## PROBLEM STATEMENT
How many lines in these records hold the string "aloremit"? State only that number.

## DATA TO PROCESS

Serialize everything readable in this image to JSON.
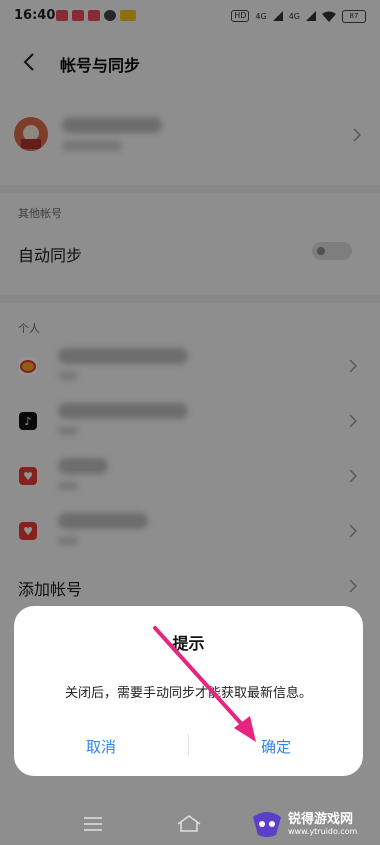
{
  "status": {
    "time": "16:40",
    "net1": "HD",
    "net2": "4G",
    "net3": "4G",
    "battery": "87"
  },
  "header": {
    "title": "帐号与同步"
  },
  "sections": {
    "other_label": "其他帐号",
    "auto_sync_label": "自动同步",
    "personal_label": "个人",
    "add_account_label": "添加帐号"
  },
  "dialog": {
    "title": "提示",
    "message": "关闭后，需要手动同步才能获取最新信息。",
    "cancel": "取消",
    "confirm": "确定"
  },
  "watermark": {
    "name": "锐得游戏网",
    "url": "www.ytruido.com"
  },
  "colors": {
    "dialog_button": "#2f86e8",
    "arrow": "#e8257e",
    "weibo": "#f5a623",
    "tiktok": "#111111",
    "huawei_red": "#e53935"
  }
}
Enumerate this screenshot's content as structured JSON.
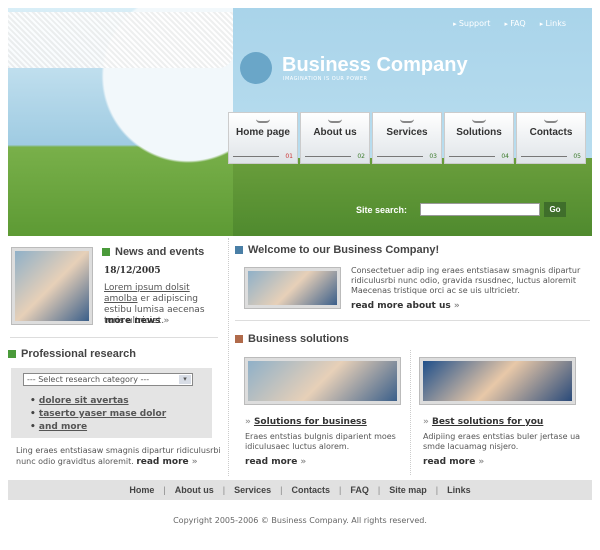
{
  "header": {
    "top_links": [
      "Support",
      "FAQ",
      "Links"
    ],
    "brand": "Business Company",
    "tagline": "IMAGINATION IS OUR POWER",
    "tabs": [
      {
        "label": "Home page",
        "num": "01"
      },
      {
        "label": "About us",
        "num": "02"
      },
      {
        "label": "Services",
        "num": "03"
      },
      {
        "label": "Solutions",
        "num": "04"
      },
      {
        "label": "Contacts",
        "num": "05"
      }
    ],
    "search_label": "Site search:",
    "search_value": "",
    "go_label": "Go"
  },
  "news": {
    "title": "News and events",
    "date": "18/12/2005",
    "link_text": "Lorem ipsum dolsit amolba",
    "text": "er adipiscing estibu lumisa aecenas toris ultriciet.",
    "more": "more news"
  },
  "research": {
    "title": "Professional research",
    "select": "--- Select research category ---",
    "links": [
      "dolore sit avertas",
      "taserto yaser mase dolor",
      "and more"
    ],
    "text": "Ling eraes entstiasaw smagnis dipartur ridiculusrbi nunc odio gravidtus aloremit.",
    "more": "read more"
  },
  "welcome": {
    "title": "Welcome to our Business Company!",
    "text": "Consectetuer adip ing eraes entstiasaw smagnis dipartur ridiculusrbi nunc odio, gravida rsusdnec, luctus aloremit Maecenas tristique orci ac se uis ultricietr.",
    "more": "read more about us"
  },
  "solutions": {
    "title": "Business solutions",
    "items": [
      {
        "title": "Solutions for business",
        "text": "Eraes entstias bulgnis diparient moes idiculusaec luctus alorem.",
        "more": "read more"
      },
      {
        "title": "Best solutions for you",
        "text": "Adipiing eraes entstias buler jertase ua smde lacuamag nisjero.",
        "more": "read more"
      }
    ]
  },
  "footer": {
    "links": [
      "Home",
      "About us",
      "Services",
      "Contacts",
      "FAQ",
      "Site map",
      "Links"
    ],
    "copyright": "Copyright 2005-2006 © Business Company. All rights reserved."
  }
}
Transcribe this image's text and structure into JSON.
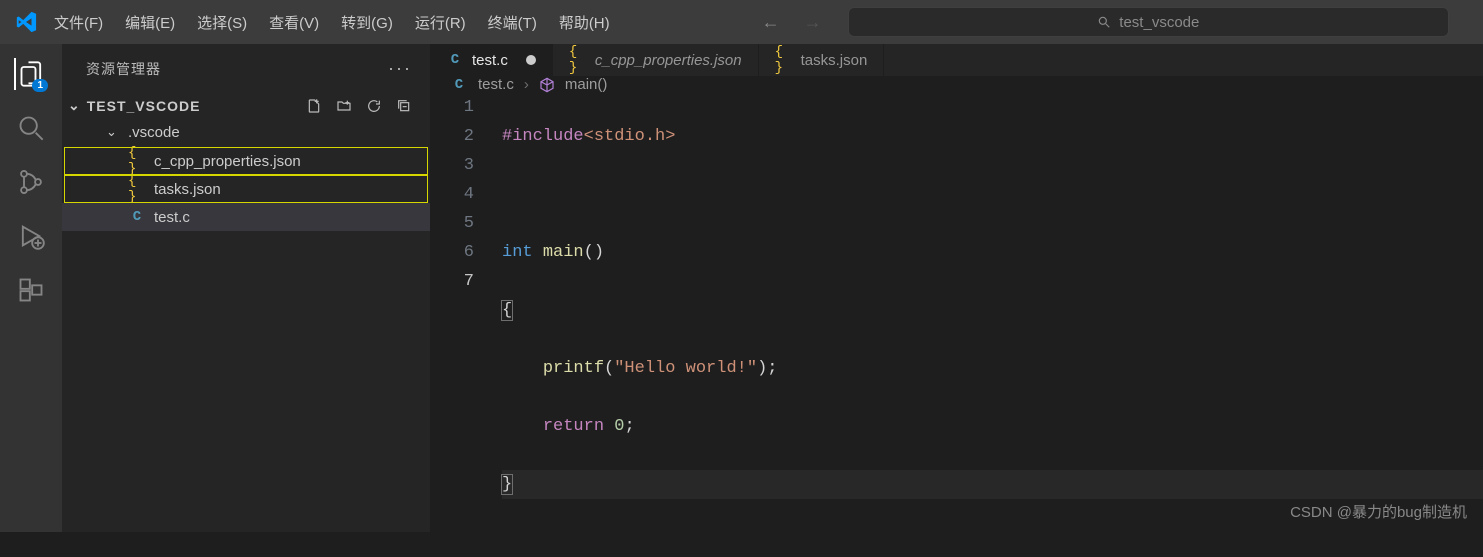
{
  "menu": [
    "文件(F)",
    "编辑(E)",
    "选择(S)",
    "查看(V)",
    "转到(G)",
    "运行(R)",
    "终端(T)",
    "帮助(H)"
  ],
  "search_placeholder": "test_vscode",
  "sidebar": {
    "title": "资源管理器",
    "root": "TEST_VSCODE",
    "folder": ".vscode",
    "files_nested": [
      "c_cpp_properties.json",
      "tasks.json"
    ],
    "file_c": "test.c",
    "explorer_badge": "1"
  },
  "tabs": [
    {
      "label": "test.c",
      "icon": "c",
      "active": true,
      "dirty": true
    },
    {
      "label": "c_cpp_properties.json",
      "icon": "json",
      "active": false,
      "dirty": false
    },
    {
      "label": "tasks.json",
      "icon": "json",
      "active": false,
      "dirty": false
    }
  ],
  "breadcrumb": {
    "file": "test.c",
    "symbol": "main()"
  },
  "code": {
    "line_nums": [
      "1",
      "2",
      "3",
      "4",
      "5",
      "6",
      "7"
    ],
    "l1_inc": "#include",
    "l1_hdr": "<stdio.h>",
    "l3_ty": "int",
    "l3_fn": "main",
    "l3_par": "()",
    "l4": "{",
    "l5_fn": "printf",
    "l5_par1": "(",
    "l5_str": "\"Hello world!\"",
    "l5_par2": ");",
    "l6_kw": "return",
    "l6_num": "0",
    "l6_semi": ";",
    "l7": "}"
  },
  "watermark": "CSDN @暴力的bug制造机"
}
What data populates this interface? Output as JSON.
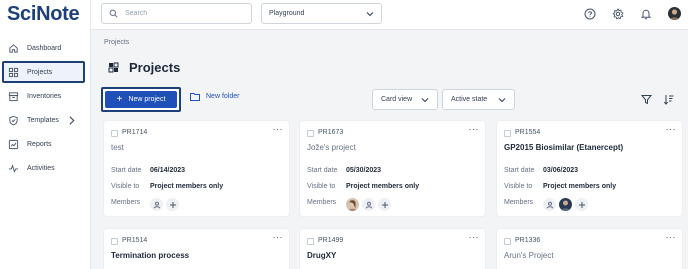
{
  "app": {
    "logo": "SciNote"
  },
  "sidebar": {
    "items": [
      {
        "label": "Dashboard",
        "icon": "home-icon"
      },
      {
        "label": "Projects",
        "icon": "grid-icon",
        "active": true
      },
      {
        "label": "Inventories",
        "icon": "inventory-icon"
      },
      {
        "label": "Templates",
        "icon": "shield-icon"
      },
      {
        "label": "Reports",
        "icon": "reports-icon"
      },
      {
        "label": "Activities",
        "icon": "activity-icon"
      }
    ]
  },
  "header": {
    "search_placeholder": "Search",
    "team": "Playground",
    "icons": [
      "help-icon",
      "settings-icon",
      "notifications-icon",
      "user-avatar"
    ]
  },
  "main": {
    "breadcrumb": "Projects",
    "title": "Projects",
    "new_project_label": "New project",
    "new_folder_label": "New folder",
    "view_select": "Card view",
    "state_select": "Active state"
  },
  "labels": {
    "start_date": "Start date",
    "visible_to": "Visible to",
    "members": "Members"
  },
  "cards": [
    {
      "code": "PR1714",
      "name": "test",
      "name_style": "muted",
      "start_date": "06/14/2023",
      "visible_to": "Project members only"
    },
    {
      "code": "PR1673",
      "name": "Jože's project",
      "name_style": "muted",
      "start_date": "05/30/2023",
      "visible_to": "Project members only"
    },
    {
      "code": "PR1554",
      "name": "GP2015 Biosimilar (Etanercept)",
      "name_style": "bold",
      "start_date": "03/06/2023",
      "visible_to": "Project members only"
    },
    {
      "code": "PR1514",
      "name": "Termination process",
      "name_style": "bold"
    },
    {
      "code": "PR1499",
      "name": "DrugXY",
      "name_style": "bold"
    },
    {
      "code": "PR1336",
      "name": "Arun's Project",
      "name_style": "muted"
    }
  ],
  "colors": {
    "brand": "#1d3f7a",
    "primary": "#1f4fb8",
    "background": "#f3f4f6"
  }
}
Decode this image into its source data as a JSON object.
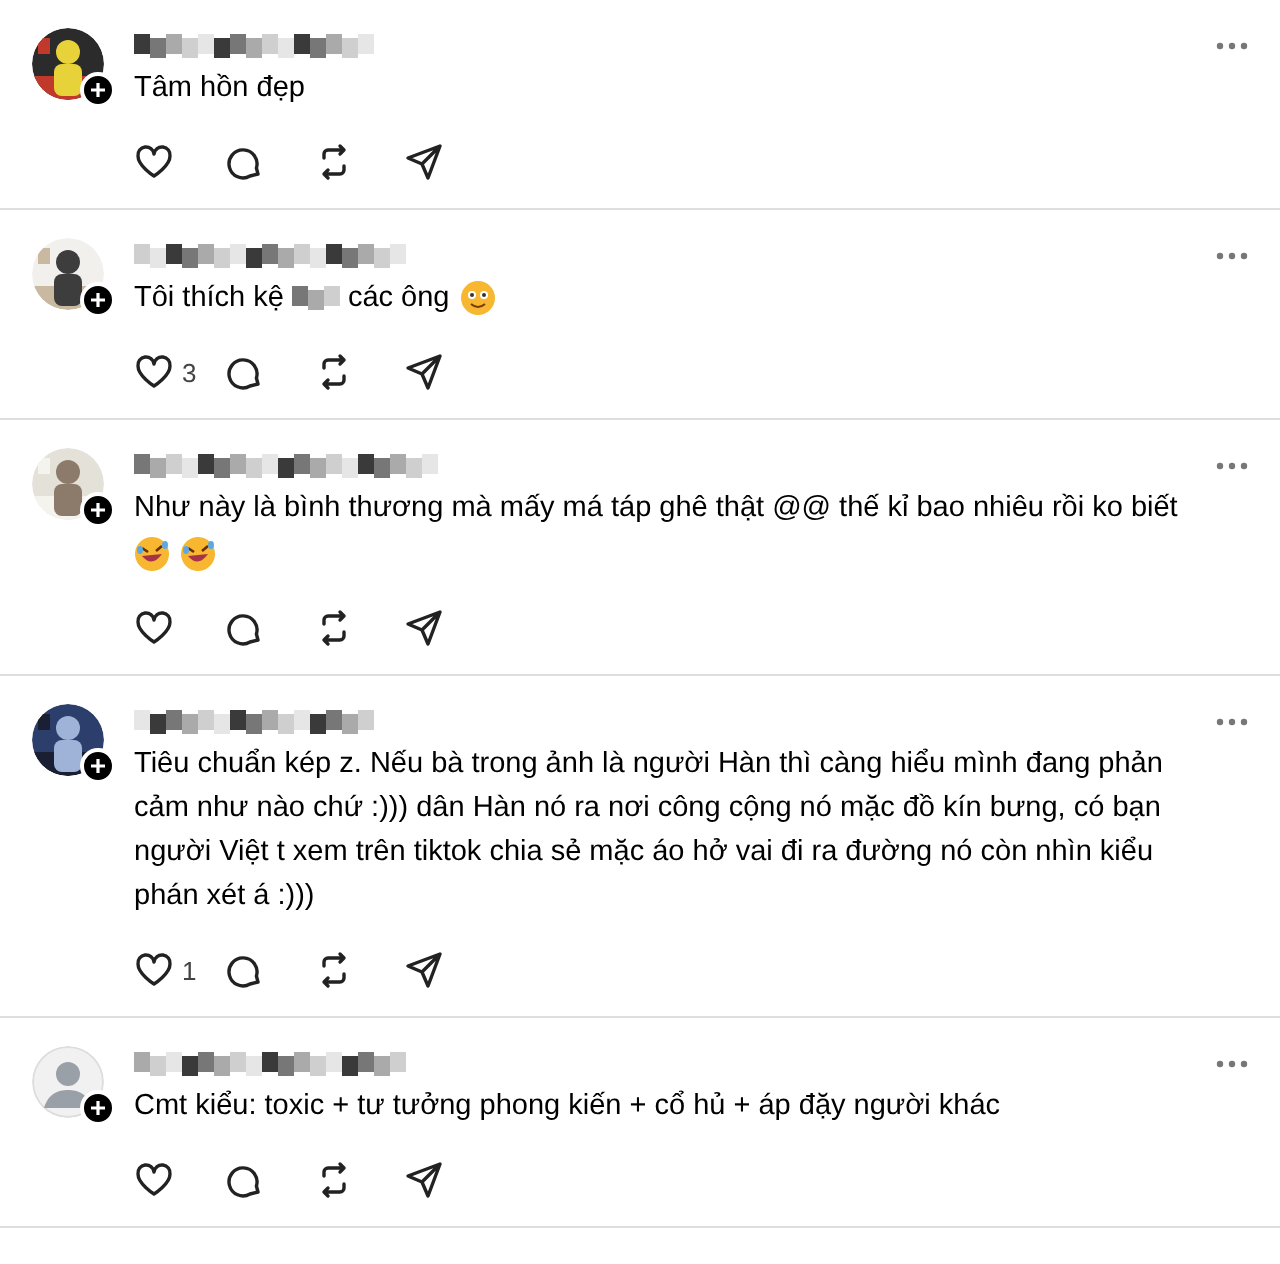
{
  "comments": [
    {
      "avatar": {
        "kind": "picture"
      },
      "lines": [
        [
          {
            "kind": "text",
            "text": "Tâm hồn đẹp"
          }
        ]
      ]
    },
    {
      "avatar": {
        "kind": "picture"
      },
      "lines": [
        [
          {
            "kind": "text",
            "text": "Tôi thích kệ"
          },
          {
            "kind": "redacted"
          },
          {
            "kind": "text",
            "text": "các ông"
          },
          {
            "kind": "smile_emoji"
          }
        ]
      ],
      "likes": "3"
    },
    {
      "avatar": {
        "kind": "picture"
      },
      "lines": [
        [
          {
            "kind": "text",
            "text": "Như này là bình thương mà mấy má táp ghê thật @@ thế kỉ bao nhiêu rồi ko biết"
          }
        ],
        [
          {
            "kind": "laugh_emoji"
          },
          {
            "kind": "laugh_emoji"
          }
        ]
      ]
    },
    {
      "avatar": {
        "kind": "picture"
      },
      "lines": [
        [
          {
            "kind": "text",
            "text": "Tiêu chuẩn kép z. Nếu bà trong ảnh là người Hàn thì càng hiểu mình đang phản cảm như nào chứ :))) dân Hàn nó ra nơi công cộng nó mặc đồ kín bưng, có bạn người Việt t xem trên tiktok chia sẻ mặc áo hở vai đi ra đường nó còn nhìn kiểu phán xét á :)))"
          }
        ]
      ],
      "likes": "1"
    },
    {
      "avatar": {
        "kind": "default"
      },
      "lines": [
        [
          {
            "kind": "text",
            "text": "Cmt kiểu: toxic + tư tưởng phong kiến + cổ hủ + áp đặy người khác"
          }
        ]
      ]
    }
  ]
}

## CORRECT ANSWER
2